━━━ Extracted information

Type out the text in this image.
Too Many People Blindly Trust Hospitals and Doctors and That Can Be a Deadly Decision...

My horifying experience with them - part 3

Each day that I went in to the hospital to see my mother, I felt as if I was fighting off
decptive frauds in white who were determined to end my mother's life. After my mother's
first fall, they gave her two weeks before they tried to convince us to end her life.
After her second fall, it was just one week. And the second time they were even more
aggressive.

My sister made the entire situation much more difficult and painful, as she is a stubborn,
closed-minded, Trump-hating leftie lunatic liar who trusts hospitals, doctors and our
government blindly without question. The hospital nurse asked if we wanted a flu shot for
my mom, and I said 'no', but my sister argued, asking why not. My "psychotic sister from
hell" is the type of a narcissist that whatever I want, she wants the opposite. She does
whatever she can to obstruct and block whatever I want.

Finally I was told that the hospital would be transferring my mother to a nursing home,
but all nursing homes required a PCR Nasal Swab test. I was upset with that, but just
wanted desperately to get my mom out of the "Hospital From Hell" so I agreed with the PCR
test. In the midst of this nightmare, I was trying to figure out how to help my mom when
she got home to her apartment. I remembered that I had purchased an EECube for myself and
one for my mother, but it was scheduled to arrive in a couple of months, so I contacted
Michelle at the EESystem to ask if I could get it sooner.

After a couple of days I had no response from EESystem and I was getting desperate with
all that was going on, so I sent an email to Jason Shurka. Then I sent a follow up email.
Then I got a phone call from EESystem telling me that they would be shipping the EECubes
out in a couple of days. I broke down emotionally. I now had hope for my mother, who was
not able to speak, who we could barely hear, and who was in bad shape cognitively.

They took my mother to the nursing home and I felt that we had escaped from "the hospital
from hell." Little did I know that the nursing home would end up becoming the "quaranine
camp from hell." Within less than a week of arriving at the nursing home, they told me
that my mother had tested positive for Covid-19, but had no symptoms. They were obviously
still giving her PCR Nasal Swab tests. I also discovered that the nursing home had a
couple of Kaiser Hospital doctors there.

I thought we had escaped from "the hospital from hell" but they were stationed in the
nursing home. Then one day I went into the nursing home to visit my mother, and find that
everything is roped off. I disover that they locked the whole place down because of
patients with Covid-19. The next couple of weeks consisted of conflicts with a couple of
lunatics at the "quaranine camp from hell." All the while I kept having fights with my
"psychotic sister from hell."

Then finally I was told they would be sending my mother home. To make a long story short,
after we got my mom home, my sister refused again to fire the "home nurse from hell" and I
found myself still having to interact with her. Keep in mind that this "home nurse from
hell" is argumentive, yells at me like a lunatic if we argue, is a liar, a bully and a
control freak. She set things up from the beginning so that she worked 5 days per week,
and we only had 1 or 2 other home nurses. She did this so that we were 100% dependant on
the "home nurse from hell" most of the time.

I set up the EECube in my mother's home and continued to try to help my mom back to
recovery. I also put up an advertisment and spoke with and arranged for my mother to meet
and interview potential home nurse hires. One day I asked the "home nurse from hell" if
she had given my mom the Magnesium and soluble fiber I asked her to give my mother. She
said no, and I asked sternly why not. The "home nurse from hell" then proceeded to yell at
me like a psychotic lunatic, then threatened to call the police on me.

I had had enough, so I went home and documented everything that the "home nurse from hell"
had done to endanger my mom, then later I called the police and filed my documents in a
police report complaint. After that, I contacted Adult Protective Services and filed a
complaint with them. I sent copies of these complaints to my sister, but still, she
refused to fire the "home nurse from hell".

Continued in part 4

━━━━━━

◆ What you should do
Look for the word "camp" in the data, then return every line that contains it.

◆ Task response
camp from hell." Within less than a week of arriving at the nursing home, they told me
lunatics at the "quaranine camp from hell." All the while I kept having fights with my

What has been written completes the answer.